Report every line below that holds the word "time".

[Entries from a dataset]
## begin
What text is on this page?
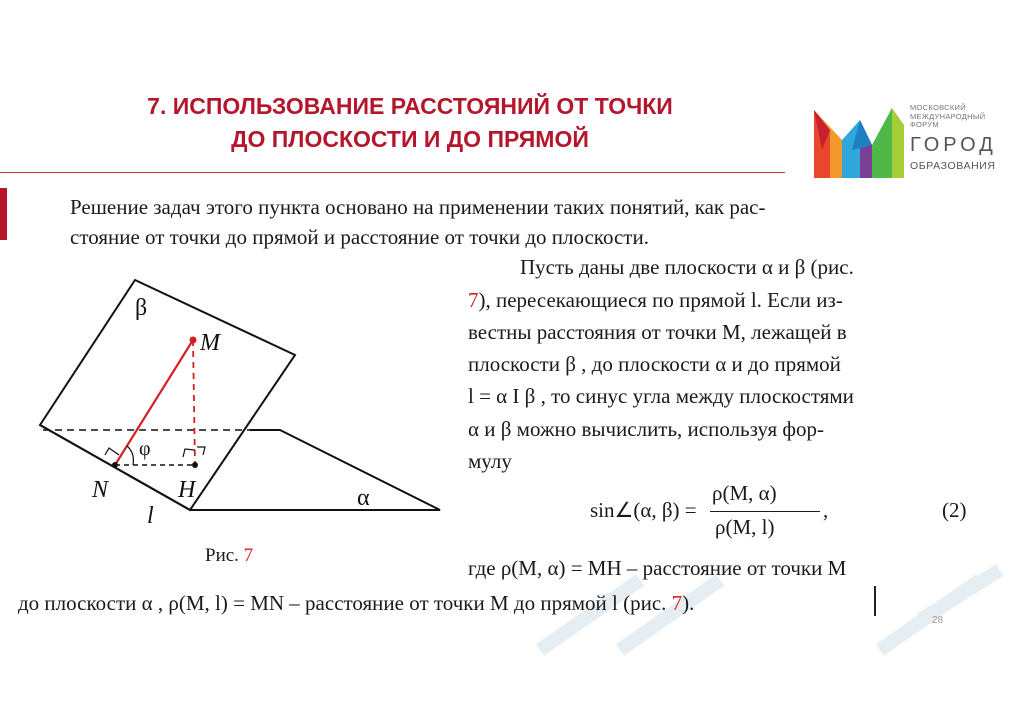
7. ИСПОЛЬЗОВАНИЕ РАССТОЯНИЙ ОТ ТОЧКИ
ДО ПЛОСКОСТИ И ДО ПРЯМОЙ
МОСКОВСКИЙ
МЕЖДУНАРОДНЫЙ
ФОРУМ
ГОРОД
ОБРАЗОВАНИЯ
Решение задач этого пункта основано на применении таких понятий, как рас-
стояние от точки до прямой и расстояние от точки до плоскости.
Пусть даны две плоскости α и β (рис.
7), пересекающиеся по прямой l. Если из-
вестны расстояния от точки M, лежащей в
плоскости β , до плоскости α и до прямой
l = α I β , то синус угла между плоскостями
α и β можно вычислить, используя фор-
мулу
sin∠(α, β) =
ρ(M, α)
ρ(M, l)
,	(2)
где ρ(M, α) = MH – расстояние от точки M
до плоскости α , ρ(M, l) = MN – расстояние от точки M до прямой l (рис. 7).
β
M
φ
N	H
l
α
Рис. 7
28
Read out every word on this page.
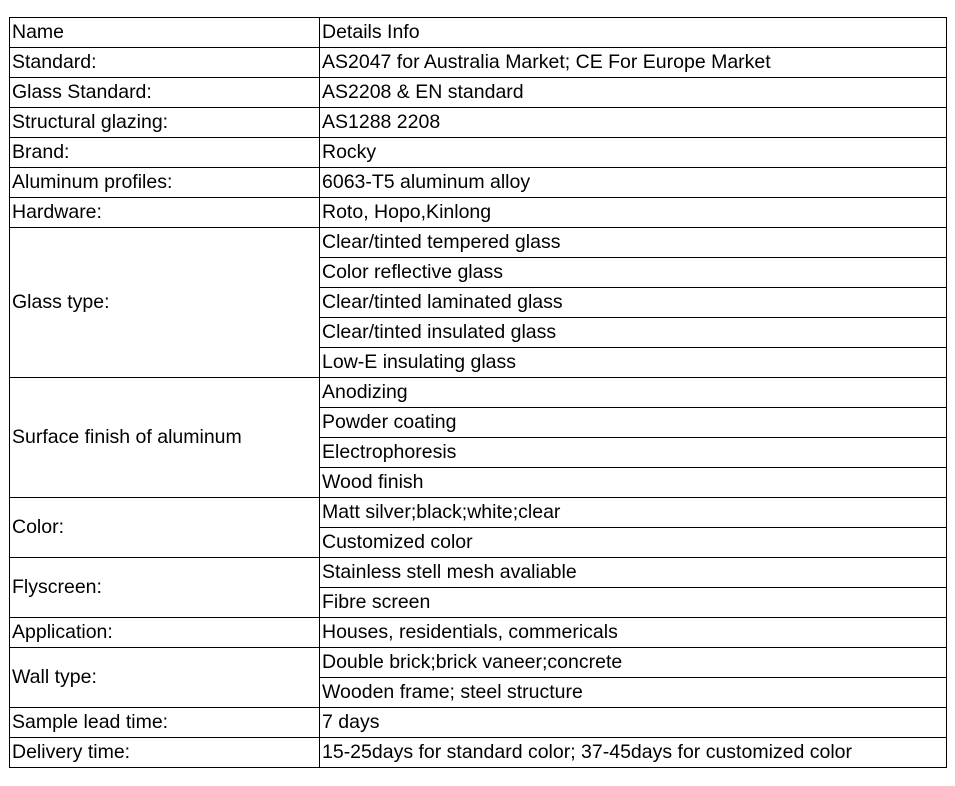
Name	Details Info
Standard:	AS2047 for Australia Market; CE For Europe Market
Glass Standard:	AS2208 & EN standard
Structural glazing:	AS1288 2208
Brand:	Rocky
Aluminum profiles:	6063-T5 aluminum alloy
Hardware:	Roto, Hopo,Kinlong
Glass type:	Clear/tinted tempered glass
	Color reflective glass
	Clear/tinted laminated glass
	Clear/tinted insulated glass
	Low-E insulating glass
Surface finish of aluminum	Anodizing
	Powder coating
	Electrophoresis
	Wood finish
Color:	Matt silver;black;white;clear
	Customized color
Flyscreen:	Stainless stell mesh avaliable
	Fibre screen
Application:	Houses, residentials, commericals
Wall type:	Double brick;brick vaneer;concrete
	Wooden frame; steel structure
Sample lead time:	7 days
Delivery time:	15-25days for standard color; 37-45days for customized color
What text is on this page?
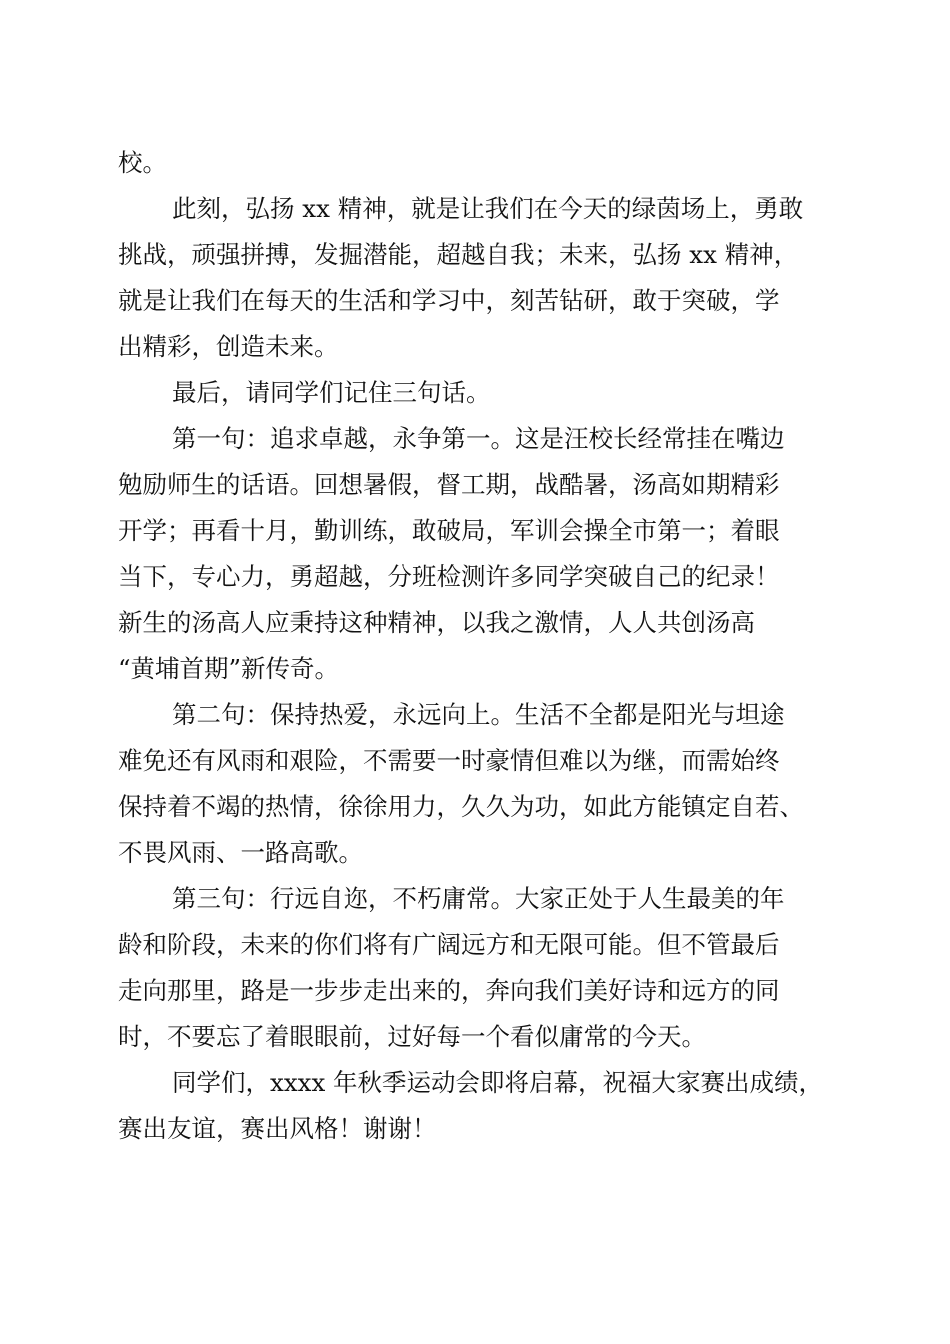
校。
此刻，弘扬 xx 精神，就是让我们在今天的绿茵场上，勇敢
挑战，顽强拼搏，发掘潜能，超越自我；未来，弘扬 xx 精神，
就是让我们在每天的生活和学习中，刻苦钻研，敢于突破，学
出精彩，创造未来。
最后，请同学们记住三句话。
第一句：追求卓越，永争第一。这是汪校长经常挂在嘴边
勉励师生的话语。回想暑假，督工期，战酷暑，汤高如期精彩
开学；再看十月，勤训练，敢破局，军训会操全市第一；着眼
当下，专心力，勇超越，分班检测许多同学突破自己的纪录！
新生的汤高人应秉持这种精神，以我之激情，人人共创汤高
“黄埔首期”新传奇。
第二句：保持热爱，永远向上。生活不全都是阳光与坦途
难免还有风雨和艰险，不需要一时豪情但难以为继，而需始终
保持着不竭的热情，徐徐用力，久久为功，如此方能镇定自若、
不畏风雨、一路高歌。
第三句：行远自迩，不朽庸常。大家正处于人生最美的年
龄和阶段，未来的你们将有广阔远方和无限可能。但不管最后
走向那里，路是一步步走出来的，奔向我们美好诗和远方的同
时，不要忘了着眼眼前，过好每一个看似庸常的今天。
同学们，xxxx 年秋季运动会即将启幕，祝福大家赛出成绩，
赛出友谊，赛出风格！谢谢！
## end
▶ [ANSWER TO THE PROBLEM]
Sample lead time:	7 days
Delivery time:	15-25days for standard color; 37-45days for customized color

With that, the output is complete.